[BEGIN]

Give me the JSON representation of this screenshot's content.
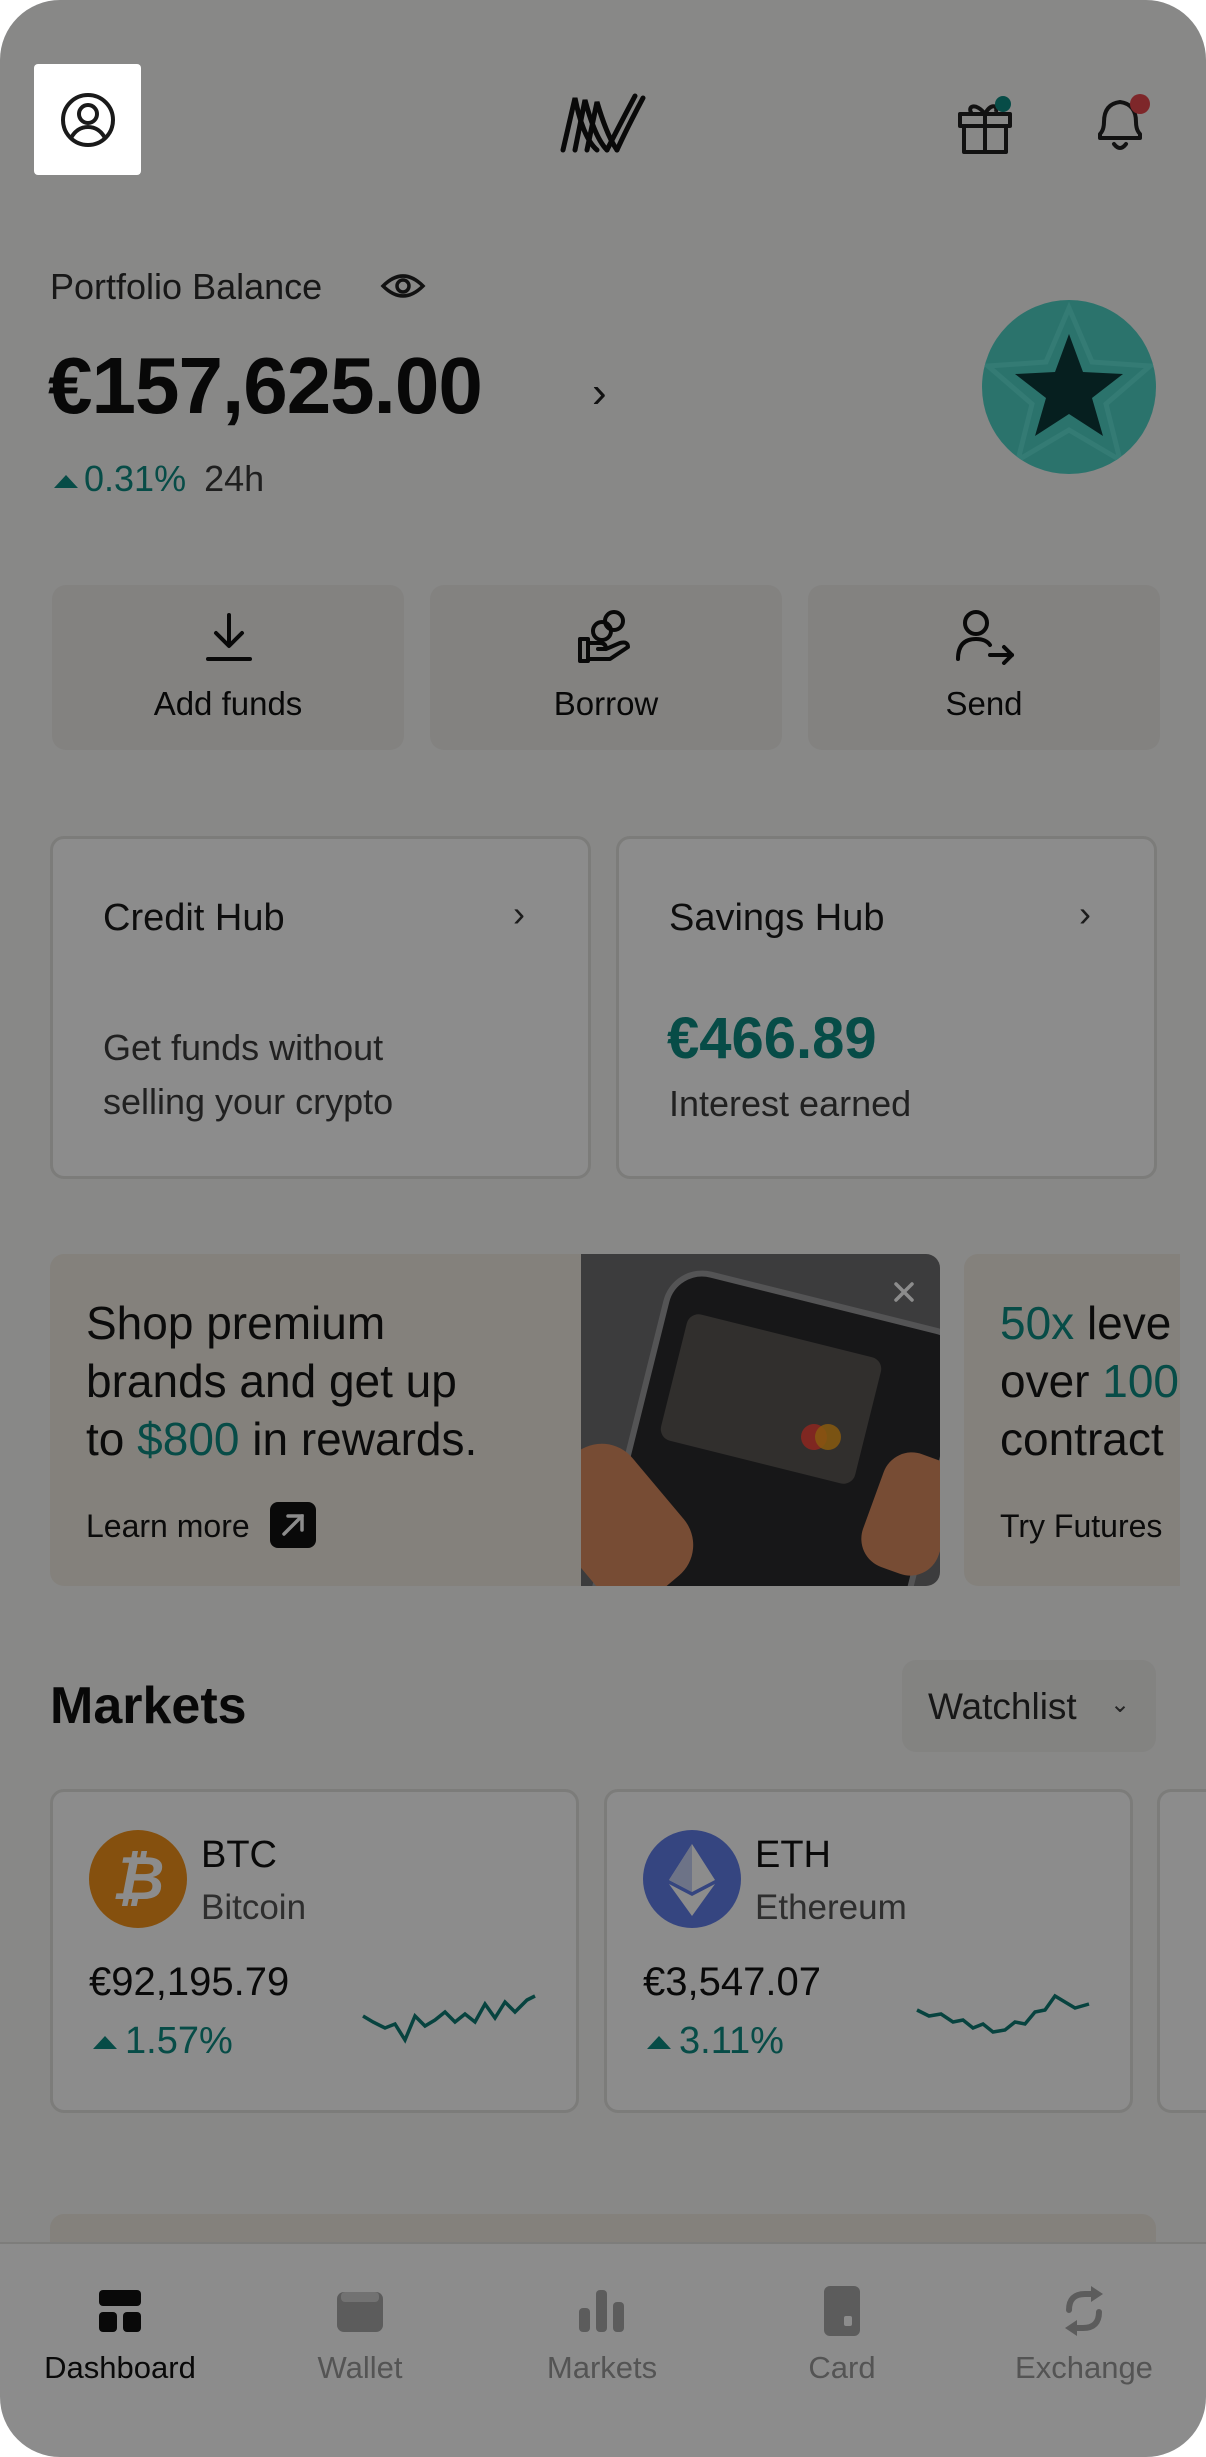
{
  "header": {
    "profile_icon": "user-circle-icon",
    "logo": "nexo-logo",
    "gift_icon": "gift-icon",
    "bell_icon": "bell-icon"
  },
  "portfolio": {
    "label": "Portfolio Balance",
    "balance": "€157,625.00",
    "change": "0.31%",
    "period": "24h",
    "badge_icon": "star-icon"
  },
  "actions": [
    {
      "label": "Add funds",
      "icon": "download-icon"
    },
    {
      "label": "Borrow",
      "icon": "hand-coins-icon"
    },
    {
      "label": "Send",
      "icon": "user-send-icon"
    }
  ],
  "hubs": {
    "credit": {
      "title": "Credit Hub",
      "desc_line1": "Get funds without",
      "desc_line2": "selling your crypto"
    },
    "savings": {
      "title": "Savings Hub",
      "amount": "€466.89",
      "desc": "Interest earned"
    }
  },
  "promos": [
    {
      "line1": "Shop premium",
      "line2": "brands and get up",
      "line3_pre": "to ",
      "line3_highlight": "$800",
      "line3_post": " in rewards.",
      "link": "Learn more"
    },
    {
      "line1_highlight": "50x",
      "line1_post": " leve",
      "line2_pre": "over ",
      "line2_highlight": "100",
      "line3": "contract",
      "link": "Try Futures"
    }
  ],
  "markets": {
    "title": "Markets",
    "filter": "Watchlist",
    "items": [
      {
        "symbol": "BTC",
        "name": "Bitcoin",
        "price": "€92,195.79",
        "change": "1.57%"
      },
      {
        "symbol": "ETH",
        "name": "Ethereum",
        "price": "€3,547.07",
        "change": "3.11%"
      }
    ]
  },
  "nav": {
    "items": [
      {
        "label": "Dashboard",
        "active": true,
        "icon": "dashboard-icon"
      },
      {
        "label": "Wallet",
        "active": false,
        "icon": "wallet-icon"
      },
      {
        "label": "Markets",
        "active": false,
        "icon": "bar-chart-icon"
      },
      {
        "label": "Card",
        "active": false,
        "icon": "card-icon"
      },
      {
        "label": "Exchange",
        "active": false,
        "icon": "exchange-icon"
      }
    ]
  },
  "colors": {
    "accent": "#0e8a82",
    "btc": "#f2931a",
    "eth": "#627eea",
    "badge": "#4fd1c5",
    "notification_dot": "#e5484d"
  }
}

[END]
[BEGIN]

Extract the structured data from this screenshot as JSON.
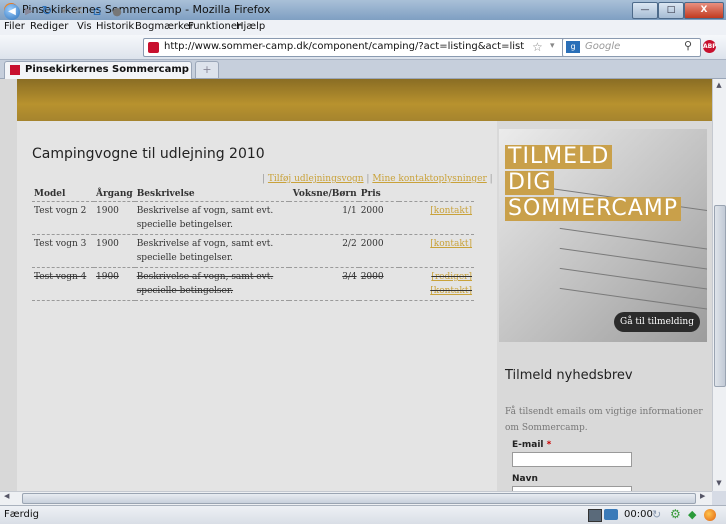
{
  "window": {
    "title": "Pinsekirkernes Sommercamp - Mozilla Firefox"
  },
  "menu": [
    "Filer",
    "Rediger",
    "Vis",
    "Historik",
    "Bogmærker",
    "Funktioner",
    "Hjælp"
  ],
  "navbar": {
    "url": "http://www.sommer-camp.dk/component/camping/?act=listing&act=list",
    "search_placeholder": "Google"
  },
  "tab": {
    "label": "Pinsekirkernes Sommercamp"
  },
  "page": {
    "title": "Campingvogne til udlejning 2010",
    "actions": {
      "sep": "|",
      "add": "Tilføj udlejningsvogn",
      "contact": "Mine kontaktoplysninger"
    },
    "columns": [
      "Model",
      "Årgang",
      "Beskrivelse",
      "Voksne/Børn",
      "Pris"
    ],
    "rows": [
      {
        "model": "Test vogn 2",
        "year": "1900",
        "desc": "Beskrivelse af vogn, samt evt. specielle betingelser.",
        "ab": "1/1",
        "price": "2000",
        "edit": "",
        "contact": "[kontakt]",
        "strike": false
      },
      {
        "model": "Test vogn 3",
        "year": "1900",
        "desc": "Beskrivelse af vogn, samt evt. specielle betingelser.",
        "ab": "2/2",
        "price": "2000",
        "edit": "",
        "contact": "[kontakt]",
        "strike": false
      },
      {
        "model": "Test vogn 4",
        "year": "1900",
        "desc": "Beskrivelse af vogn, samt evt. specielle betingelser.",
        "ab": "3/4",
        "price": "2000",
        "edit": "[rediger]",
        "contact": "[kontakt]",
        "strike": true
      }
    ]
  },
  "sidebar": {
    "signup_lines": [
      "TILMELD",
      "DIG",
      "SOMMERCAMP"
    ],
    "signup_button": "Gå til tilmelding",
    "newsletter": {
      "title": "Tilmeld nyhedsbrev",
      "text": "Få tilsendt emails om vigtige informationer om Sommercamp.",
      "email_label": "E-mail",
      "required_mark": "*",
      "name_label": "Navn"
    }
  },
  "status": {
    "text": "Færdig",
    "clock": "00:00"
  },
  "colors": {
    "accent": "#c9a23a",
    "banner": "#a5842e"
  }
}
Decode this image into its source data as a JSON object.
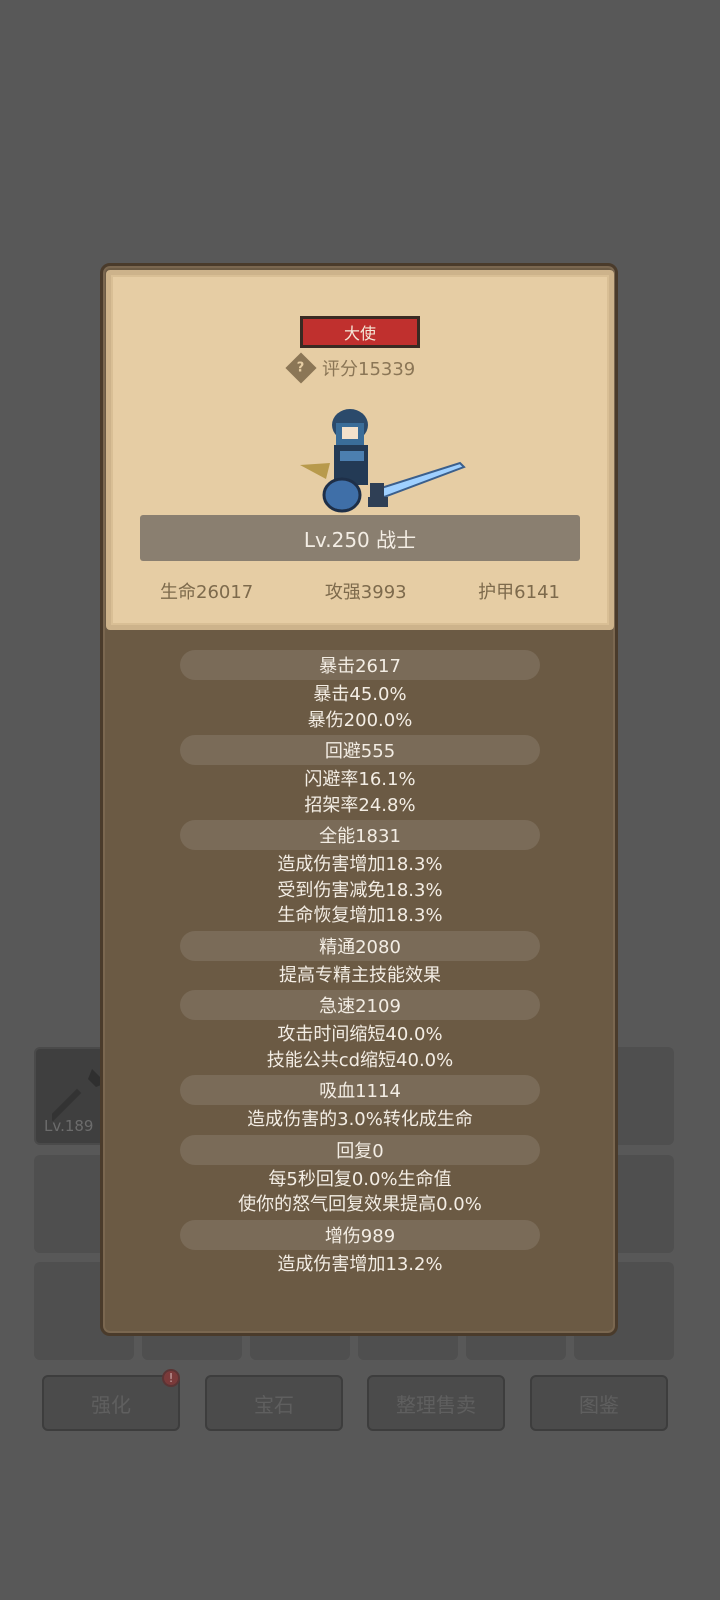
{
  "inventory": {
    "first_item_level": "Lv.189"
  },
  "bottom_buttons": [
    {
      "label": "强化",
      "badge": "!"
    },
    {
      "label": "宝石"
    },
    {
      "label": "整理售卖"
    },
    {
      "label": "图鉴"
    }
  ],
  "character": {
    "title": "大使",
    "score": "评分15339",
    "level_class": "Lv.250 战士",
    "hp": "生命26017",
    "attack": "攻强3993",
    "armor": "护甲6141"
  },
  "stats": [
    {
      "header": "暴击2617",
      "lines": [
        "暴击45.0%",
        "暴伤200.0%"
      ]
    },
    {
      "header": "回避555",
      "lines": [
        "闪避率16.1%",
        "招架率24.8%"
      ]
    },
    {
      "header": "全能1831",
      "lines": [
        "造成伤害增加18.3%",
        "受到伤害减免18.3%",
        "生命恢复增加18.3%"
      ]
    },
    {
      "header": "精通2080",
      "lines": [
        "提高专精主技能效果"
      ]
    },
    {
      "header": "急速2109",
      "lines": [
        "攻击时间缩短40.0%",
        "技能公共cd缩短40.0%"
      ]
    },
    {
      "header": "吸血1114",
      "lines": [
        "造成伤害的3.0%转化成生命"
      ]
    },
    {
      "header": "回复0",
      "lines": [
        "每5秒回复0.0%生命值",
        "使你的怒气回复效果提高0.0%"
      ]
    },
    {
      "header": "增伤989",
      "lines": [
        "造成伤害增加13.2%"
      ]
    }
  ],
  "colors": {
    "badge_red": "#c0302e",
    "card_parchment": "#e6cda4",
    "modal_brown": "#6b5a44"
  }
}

[END]
[BEGIN]

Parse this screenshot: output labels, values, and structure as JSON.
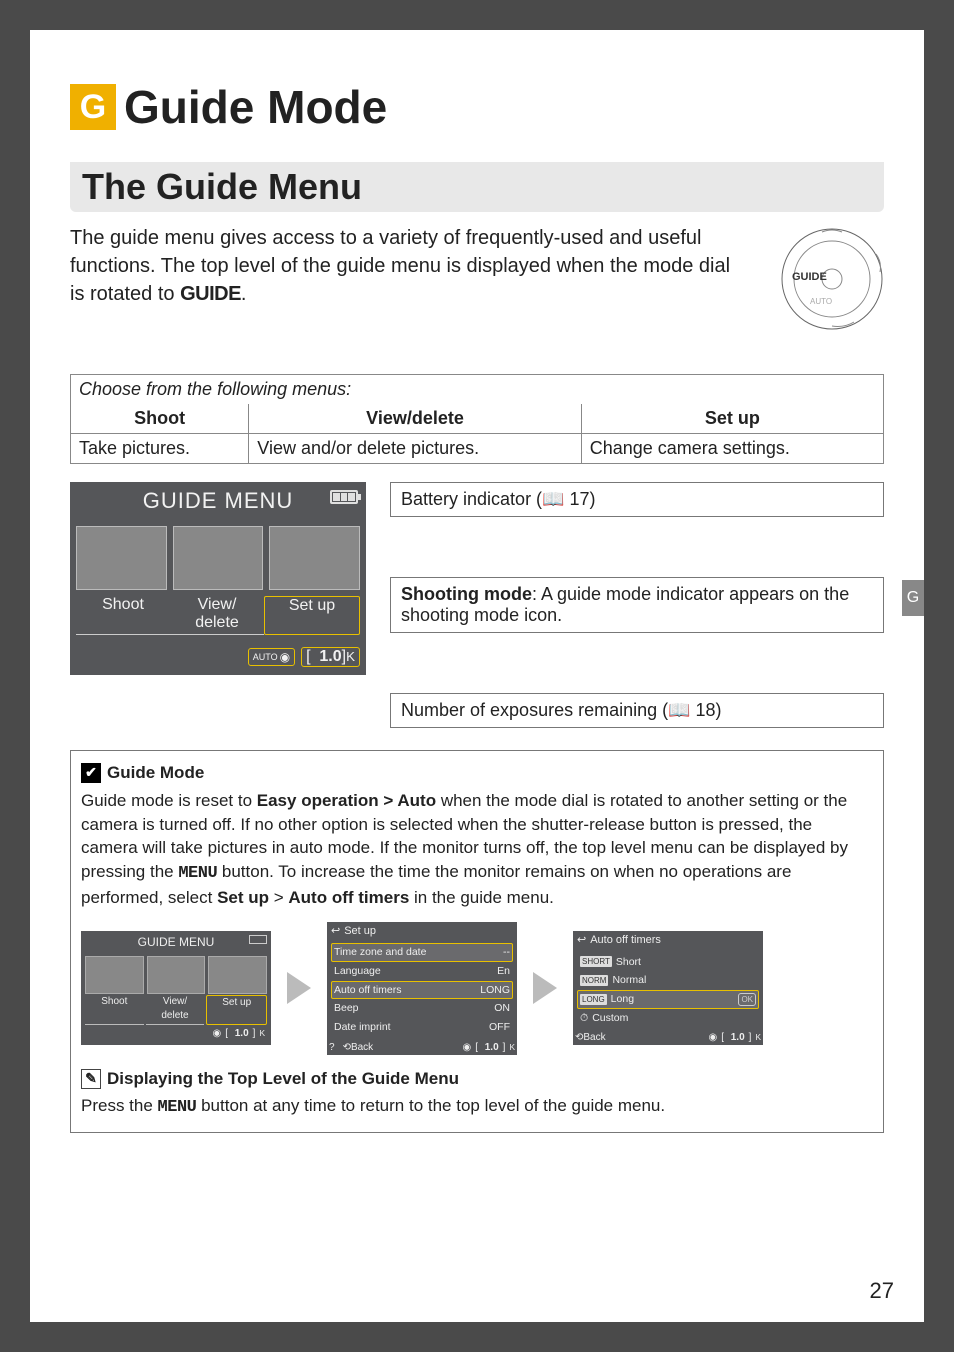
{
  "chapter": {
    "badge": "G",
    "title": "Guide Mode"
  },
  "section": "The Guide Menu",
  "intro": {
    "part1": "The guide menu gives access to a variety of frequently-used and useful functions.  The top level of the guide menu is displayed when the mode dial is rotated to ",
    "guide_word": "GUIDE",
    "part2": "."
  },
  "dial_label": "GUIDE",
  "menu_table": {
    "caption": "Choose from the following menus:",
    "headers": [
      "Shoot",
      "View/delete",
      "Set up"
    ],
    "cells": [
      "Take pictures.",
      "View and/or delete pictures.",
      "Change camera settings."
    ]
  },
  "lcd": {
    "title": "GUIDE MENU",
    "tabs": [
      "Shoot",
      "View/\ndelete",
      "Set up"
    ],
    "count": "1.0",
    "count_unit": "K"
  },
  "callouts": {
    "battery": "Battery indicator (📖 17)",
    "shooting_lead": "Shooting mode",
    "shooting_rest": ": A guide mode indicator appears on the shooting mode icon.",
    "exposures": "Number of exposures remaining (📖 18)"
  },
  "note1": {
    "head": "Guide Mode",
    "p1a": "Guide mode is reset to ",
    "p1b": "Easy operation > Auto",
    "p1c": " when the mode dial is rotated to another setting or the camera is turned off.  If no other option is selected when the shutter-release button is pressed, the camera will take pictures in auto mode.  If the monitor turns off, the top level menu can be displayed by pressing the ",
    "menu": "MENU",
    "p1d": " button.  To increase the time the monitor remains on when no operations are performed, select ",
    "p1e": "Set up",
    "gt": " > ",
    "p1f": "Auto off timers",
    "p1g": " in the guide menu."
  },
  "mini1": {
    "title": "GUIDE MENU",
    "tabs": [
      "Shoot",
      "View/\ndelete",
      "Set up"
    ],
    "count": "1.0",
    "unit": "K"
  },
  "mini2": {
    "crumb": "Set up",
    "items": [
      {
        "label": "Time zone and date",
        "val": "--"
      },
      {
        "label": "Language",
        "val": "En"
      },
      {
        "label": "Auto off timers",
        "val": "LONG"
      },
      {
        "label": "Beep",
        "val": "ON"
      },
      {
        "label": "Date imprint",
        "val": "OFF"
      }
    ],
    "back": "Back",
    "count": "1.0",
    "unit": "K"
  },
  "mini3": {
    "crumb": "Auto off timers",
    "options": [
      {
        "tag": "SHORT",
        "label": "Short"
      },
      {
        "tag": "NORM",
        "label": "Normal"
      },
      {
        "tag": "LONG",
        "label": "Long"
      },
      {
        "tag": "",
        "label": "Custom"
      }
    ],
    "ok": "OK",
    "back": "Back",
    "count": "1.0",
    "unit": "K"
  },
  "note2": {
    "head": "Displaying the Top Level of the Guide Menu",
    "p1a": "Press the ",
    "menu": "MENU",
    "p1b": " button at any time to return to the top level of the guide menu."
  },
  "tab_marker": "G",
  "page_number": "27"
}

[END]

TASK STATEMENT
Copy out every line in the listing where the word "camera" appears.

EXERCISE ANSWER
      "Change camera settings."
    "p1c": " when the mode dial is rotated to another setting or the camera is turned off.  If no other option is selected when the shutter-release button is pressed, the camera will take pictures in auto mode.  If the monitor turns off, the top level menu can be displayed by pressing the ",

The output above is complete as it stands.